◆ **Data to use**:
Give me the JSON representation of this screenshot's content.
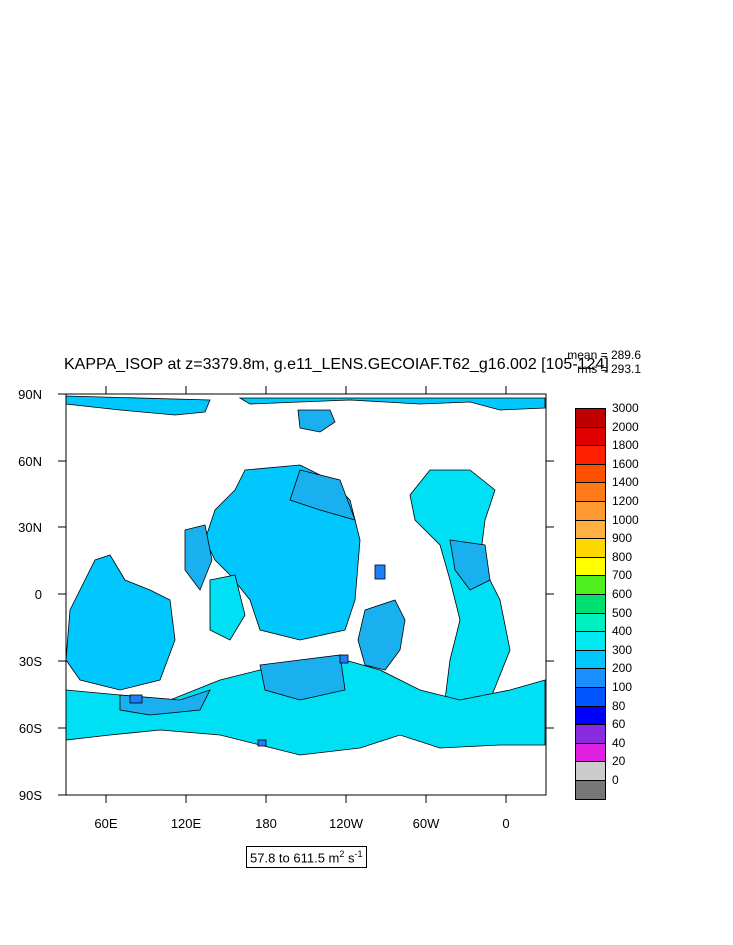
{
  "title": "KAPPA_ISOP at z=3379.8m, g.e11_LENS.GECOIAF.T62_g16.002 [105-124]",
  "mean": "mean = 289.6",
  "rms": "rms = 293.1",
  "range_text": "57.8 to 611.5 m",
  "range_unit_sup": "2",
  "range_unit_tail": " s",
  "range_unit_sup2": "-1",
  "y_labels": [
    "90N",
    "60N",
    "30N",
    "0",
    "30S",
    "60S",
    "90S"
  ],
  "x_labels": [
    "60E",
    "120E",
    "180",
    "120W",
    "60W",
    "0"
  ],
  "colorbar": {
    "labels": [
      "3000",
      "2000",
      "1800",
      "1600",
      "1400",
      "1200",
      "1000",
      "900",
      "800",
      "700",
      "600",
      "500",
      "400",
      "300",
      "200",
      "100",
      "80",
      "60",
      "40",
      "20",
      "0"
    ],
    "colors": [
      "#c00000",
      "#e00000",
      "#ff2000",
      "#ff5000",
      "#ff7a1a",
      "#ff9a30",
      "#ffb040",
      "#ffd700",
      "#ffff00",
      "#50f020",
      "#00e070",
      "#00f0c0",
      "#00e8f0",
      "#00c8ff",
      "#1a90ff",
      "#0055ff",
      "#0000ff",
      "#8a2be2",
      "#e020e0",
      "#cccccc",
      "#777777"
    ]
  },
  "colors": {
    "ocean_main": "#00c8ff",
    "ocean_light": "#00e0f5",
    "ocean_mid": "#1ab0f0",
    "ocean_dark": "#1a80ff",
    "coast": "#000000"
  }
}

* * *

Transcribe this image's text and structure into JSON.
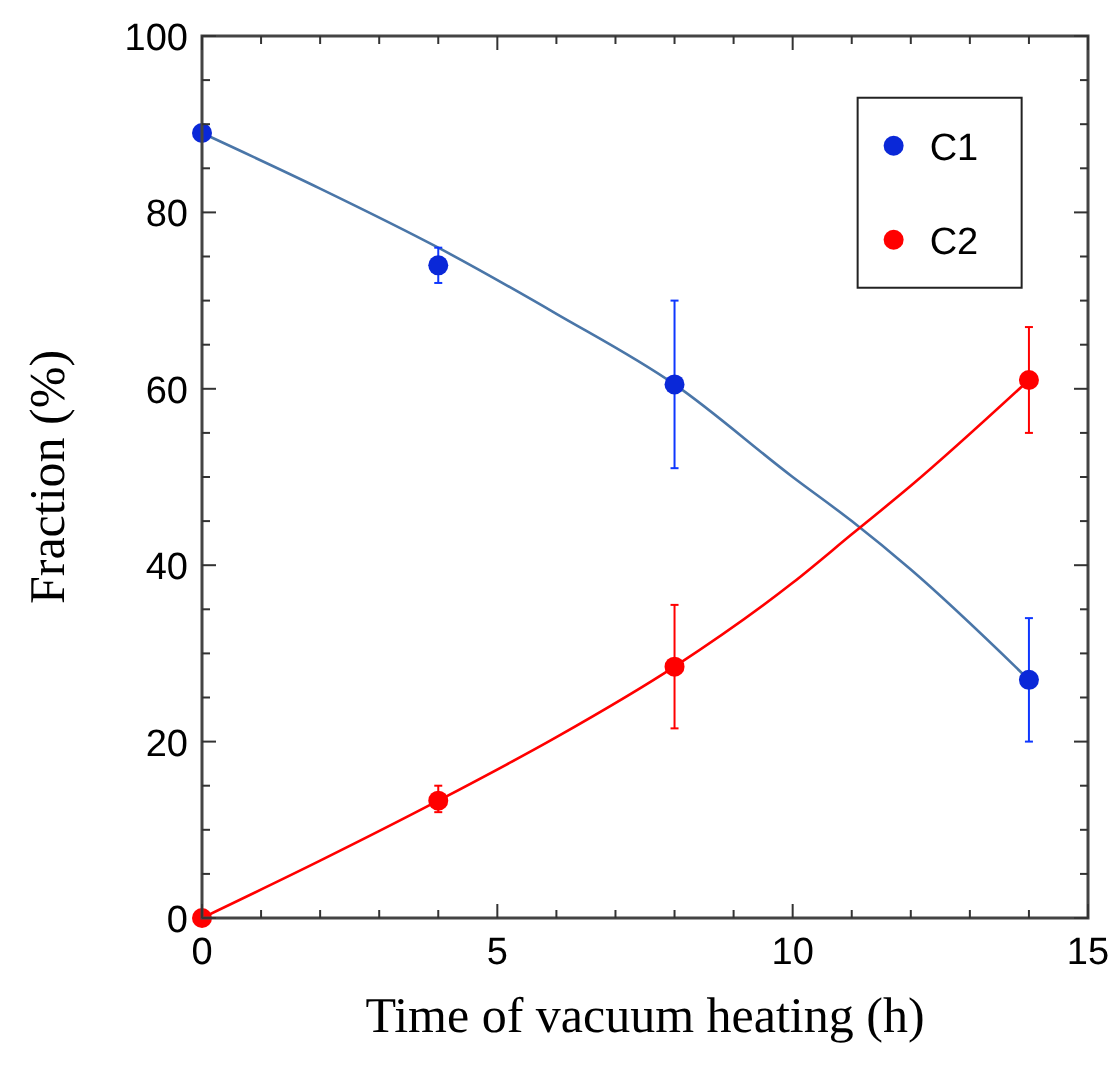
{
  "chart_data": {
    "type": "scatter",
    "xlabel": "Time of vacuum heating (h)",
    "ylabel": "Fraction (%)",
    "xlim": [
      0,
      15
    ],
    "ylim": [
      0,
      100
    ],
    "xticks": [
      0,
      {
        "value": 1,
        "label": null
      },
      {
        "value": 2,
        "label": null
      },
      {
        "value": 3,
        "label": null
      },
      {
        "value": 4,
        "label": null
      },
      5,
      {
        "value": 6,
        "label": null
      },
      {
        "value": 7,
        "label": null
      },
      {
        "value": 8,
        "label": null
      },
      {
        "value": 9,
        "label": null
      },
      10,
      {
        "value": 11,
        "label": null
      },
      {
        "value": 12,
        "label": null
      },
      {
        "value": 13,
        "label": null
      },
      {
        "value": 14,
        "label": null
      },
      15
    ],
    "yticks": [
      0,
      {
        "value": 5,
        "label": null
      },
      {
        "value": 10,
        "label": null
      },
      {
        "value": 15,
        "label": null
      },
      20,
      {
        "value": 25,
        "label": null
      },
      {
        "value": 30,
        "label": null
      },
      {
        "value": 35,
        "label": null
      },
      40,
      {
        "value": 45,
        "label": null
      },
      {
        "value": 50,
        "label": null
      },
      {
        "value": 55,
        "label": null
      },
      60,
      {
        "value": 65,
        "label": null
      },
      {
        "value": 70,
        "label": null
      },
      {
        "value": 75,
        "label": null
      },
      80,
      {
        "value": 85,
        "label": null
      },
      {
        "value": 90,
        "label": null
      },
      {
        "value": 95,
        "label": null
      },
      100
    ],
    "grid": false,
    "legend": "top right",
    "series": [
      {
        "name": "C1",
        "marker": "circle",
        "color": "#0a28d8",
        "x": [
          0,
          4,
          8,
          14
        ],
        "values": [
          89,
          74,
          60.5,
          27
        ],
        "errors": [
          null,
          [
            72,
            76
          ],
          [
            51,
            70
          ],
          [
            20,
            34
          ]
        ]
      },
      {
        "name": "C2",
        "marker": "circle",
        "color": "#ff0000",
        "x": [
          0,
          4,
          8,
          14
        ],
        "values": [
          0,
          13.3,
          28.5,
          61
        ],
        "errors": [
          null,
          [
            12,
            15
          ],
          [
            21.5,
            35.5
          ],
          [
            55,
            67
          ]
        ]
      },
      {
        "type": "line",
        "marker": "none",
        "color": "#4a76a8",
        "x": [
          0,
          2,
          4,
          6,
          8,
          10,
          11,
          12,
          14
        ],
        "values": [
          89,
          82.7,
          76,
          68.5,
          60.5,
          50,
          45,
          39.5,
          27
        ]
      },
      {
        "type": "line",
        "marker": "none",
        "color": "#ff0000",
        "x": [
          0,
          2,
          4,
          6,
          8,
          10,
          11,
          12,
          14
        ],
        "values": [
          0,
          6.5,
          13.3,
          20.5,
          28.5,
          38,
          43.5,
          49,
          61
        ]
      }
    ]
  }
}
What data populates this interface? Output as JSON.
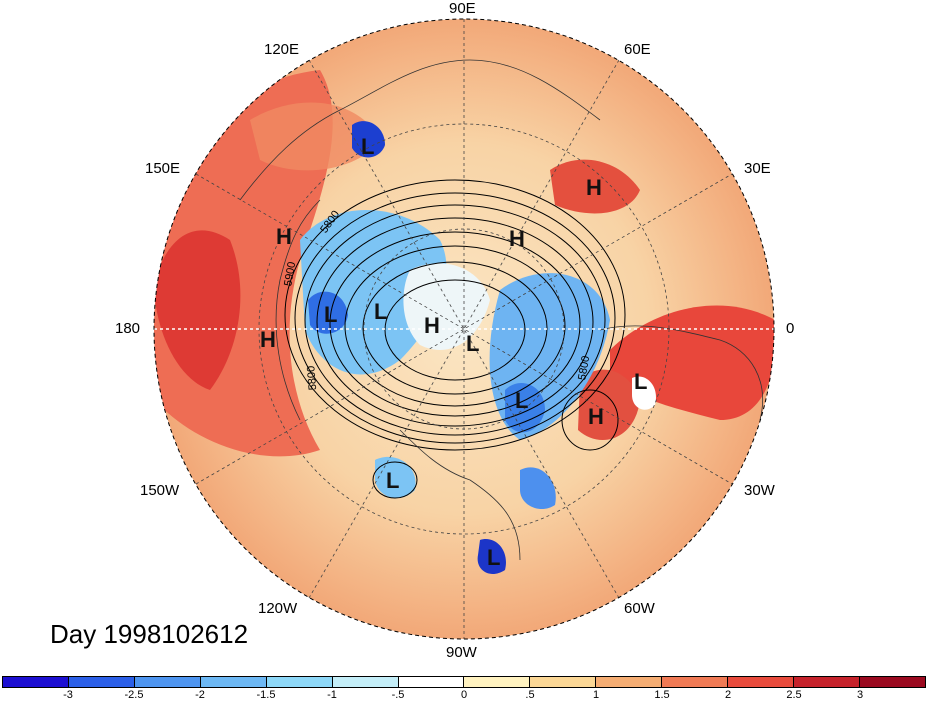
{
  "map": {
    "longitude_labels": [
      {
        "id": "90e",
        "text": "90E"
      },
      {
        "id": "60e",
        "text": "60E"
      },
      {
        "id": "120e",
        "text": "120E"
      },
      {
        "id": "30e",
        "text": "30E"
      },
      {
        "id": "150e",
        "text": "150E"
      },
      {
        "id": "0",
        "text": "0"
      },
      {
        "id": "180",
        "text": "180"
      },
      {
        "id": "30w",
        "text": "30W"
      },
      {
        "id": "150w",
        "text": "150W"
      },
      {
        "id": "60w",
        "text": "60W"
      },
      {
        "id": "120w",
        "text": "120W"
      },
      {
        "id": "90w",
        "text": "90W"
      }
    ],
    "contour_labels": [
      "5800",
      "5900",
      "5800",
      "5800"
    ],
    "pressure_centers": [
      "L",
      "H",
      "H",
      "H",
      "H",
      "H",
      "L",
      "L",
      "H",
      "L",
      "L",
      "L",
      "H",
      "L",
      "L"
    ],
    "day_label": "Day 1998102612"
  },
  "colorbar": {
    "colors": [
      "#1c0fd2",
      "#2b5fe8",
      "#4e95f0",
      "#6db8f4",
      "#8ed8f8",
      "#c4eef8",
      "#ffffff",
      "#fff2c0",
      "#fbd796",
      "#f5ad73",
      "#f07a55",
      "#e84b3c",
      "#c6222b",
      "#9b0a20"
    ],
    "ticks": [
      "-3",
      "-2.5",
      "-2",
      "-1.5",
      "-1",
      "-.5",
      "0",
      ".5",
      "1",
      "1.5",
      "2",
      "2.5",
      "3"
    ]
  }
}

◆ **Problem details**: Out of the preceding entries, pull every line containing the string "JSON".

◆ **Answer to this task**:
Give me the JSON representation of this screenshot's content.
Transcribe this image's text and structure into JSON.
What data populates this interface? Output as JSON.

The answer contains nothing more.